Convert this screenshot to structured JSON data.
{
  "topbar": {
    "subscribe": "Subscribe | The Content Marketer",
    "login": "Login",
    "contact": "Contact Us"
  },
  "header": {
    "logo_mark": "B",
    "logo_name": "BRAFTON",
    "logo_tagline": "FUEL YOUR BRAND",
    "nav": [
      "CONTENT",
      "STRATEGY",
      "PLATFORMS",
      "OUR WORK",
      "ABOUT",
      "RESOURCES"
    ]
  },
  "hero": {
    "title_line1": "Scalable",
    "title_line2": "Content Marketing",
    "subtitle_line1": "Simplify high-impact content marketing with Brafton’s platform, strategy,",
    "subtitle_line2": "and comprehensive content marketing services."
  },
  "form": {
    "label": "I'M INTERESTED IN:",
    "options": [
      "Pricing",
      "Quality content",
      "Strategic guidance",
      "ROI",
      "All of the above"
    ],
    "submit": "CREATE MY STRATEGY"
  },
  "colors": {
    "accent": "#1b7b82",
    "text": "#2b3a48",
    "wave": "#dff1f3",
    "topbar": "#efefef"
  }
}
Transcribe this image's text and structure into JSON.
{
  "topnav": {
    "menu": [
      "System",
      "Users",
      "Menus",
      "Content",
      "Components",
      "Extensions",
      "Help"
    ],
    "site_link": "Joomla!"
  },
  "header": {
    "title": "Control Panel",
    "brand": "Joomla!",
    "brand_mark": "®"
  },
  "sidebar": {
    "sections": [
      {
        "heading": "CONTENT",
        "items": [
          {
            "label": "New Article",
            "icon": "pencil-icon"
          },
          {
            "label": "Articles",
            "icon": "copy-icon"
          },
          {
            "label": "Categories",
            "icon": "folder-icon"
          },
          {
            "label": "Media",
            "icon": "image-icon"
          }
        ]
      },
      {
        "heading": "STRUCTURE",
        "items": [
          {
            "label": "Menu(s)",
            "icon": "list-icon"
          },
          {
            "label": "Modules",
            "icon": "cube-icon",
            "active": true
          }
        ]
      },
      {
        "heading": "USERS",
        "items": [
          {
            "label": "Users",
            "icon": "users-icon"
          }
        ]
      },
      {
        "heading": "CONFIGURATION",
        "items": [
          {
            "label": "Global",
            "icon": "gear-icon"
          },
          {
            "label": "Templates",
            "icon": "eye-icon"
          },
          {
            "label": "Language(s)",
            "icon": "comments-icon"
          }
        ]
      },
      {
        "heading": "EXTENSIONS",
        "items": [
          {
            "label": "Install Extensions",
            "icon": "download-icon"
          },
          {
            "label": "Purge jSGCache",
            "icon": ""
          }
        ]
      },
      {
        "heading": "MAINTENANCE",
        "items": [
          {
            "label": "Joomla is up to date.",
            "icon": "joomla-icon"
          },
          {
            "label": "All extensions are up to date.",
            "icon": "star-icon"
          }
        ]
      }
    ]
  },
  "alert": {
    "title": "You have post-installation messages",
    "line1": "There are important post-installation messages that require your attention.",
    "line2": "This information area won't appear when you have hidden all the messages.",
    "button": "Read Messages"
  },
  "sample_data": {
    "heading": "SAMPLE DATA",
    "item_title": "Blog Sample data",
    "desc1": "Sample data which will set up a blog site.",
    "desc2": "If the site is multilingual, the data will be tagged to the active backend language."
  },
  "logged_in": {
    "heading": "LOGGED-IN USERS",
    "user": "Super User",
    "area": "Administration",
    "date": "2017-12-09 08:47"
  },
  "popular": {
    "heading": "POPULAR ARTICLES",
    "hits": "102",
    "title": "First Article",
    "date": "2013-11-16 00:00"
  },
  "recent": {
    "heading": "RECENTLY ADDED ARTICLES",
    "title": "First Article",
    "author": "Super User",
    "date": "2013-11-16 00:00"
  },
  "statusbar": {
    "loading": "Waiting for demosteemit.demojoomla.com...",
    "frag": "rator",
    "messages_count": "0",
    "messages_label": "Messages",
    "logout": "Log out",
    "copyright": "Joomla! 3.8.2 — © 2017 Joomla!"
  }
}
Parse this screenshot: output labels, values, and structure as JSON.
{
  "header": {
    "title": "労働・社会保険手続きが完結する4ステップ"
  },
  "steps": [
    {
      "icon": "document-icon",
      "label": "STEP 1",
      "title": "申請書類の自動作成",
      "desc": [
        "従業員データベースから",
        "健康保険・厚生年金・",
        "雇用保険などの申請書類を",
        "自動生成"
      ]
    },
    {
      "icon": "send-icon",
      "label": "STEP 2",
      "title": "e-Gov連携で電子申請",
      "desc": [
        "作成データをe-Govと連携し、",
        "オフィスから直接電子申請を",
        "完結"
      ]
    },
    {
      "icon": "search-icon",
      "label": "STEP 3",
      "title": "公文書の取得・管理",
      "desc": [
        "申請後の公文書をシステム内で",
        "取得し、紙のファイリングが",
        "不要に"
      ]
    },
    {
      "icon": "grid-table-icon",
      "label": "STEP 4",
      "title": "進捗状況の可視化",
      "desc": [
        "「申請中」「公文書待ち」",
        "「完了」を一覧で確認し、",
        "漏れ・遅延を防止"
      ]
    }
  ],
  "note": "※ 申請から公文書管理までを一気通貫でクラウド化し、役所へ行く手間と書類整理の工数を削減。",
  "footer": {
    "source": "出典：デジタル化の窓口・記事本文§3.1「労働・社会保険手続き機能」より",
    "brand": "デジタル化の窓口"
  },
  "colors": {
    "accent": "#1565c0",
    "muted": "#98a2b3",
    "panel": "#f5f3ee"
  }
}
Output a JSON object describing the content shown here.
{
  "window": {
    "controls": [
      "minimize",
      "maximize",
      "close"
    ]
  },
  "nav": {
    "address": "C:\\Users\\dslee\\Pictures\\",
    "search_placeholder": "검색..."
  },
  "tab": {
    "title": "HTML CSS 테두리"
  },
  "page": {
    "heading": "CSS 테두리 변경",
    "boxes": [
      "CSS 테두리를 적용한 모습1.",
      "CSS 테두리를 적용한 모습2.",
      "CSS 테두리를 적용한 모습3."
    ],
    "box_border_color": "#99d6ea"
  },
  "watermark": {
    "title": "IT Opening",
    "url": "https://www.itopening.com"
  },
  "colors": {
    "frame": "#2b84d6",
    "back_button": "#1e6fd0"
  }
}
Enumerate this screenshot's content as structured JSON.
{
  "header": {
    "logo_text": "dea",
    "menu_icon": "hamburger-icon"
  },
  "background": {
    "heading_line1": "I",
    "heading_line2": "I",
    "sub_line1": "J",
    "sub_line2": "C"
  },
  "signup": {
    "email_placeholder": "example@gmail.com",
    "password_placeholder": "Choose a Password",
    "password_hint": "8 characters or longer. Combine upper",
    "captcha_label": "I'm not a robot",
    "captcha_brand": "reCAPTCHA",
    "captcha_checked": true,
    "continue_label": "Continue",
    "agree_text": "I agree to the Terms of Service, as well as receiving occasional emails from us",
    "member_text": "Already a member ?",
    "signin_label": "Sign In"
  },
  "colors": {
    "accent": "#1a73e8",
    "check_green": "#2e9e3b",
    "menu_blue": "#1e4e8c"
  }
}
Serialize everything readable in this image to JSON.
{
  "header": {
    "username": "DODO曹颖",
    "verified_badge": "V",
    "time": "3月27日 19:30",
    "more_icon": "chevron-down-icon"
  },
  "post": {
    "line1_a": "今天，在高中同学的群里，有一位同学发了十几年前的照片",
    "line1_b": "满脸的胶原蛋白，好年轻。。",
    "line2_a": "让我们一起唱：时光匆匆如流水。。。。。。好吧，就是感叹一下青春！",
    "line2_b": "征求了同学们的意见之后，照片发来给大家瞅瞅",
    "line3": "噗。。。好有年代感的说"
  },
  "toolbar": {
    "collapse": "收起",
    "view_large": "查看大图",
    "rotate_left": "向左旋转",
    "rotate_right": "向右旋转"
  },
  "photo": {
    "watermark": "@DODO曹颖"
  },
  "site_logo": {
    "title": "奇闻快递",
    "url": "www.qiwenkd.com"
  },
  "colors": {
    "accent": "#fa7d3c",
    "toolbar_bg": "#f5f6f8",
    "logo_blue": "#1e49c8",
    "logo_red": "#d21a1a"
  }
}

──────

**Problem to solve**
Print the line containing "Serialize everything readable" and every line after it to the end of the records above, exactly as written, and nothing else.

**Completed exercise**
Serialize everything readable in this image to JSON.
{
  "header": {
    "username": "DODO曹颖",
    "verified_badge": "V",
    "time": "3月27日 19:30",
    "more_icon": "chevron-down-icon"
  },
  "post": {
    "line1_a": "今天，在高中同学的群里，有一位同学发了十几年前的照片",
    "line1_b": "满脸的胶原蛋白，好年轻。。",
    "line2_a": "让我们一起唱：时光匆匆如流水。。。。。。好吧，就是感叹一下青春！",
    "line2_b": "征求了同学们的意见之后，照片发来给大家瞅瞅",
    "line3": "噗。。。好有年代感的说"
  },
  "toolbar": {
    "collapse": "收起",
    "view_large": "查看大图",
    "rotate_left": "向左旋转",
    "rotate_right": "向右旋转"
  },
  "photo": {
    "watermark": "@DODO曹颖"
  },
  "site_logo": {
    "title": "奇闻快递",
    "url": "www.qiwenkd.com"
  },
  "colors": {
    "accent": "#fa7d3c",
    "toolbar_bg": "#f5f6f8",
    "logo_blue": "#1e49c8",
    "logo_red": "#d21a1a"
  }
}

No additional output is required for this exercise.